STATED GOAL ▸ Work through the following lines and count those that hold the word "health". Reply with that number only.

DATA SUPPLIED ▸

↓↓↓

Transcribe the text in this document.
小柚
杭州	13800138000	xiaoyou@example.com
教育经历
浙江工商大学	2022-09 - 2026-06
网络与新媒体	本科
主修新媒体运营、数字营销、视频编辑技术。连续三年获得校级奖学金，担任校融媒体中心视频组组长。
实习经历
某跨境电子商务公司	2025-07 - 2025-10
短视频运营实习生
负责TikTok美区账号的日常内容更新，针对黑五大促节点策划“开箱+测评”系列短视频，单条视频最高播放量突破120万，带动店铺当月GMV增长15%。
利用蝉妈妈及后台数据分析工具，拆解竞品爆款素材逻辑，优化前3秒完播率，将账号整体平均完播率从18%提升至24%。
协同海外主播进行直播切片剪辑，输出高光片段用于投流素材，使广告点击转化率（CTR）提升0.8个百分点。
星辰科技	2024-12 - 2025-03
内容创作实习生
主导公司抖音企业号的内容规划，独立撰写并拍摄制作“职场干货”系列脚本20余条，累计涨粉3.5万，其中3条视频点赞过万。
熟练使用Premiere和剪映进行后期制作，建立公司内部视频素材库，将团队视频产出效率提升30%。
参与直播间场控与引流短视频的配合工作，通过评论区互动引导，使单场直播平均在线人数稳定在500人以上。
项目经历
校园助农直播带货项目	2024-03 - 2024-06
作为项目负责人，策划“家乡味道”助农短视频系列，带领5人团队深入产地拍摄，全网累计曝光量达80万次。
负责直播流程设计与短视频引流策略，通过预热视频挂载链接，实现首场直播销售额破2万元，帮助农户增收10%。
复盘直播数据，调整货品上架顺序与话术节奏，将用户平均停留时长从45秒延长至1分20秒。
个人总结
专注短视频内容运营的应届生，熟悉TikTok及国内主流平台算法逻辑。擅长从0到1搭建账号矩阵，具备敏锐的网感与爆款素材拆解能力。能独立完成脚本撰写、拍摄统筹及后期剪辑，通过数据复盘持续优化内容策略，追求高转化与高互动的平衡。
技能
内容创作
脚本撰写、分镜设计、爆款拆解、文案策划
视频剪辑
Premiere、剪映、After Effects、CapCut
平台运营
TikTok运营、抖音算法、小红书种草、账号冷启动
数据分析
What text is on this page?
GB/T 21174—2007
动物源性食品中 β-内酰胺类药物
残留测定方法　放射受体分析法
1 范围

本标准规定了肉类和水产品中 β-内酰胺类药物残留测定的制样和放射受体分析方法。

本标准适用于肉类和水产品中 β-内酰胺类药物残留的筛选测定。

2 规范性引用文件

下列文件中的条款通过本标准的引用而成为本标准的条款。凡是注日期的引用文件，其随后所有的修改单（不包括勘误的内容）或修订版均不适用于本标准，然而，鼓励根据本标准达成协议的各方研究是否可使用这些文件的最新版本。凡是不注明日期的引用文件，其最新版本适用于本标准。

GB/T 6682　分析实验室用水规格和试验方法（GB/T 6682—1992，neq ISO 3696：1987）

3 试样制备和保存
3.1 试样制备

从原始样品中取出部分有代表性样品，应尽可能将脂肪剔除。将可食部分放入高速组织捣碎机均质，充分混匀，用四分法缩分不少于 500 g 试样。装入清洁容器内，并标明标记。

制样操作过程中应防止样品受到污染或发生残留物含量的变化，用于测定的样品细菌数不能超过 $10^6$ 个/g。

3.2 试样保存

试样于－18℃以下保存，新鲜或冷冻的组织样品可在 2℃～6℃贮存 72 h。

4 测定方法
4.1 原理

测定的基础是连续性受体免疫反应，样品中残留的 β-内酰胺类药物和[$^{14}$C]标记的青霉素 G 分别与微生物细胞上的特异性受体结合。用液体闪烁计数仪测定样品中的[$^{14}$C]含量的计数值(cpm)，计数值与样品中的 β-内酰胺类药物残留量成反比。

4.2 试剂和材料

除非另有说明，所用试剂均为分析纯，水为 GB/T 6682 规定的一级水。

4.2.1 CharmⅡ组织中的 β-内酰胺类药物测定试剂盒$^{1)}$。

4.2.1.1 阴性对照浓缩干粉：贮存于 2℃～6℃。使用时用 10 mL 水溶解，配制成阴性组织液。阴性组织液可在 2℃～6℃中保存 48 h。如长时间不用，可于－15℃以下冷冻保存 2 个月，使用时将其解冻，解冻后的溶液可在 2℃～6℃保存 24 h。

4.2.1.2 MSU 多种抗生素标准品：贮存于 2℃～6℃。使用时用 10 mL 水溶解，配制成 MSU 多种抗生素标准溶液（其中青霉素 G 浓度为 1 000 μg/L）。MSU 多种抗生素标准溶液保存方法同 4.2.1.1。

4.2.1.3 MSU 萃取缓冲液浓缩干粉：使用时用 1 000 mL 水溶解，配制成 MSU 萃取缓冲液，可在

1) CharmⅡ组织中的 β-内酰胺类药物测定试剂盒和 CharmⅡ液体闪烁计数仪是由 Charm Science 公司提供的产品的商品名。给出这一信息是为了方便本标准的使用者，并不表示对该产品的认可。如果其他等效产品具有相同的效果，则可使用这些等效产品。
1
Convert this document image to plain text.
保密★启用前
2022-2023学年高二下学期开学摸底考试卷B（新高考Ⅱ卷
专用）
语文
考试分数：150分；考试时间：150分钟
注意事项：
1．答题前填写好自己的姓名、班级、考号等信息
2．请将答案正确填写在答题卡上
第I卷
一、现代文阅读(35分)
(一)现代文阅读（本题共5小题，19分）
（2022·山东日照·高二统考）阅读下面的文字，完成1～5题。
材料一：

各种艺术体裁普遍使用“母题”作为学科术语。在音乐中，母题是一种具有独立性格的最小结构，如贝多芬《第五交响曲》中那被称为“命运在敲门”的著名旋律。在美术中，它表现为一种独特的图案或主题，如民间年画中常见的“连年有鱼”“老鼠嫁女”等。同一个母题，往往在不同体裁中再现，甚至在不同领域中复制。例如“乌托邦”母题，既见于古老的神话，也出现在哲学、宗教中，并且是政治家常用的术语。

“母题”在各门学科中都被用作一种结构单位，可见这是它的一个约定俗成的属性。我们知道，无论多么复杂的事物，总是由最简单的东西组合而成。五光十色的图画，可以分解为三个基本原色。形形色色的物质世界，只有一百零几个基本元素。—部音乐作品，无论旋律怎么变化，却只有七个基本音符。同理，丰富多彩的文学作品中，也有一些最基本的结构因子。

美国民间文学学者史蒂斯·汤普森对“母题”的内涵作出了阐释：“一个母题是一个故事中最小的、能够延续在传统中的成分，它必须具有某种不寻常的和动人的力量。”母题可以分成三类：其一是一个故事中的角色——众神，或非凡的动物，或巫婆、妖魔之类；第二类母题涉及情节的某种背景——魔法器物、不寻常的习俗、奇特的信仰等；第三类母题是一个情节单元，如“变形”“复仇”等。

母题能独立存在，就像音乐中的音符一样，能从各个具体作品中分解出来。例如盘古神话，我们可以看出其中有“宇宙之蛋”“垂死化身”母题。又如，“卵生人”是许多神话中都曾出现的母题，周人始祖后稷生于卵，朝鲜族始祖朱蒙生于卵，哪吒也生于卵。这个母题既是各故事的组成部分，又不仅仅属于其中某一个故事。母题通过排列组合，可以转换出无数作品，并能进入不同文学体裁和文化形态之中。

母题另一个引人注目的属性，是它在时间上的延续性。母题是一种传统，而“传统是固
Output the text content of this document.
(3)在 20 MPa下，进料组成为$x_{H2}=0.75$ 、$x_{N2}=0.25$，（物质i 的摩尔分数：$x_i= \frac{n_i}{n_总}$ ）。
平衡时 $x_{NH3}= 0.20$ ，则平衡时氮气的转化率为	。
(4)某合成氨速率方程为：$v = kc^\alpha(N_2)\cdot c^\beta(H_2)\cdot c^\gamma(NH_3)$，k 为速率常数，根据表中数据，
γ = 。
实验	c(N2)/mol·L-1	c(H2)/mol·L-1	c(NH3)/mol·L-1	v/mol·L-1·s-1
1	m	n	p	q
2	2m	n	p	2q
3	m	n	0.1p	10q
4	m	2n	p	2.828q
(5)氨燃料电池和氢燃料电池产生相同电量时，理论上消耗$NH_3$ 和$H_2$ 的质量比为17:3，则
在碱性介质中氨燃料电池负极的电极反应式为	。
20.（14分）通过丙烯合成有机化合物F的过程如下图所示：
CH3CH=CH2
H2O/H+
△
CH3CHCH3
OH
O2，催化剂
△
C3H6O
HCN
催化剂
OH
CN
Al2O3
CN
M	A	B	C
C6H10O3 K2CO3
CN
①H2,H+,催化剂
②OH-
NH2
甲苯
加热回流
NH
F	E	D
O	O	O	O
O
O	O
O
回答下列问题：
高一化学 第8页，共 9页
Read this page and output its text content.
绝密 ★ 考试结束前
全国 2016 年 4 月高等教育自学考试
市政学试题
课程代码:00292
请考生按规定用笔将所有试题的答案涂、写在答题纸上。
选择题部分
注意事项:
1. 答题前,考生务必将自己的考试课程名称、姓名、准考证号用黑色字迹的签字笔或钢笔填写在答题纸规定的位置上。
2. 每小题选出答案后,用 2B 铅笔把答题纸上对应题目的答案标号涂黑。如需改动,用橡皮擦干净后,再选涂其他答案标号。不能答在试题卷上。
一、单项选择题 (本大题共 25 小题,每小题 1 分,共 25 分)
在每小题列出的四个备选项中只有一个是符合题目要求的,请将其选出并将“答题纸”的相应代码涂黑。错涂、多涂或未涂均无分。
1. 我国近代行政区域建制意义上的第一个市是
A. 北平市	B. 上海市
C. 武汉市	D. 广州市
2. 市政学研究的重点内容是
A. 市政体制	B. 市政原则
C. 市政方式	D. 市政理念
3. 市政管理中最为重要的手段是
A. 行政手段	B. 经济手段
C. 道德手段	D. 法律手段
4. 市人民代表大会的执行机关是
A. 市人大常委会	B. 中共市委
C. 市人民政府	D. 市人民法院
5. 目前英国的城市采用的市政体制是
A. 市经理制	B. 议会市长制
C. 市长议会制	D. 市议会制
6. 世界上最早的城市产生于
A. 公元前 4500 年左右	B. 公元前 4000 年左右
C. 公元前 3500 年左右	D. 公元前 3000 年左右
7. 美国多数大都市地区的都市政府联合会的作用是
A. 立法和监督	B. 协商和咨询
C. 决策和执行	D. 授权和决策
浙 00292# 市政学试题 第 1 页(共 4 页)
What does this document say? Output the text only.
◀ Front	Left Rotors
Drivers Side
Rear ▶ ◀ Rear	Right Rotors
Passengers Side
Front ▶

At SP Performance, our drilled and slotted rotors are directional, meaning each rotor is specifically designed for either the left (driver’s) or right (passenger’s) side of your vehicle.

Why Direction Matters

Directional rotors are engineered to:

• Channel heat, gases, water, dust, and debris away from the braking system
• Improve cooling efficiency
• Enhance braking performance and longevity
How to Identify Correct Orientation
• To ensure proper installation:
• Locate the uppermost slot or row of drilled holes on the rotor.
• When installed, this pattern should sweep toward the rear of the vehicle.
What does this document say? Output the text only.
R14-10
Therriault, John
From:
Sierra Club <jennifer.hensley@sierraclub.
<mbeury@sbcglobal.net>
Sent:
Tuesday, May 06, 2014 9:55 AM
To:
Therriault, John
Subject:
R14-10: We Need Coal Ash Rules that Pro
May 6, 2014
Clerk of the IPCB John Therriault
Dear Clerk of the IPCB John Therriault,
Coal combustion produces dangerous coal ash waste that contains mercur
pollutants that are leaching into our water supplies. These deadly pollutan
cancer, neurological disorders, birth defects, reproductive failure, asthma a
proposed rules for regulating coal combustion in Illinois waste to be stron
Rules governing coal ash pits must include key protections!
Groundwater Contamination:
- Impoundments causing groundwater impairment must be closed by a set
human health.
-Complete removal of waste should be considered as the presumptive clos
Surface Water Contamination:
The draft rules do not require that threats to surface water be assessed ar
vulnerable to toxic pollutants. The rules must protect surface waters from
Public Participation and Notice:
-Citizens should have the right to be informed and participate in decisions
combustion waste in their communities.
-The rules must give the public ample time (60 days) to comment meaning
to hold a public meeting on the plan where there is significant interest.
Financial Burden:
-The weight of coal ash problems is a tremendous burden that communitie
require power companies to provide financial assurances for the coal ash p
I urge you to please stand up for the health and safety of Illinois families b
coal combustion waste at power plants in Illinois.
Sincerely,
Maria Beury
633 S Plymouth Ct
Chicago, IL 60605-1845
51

↑↑↑

WRITTEN ANSWER ▸ 2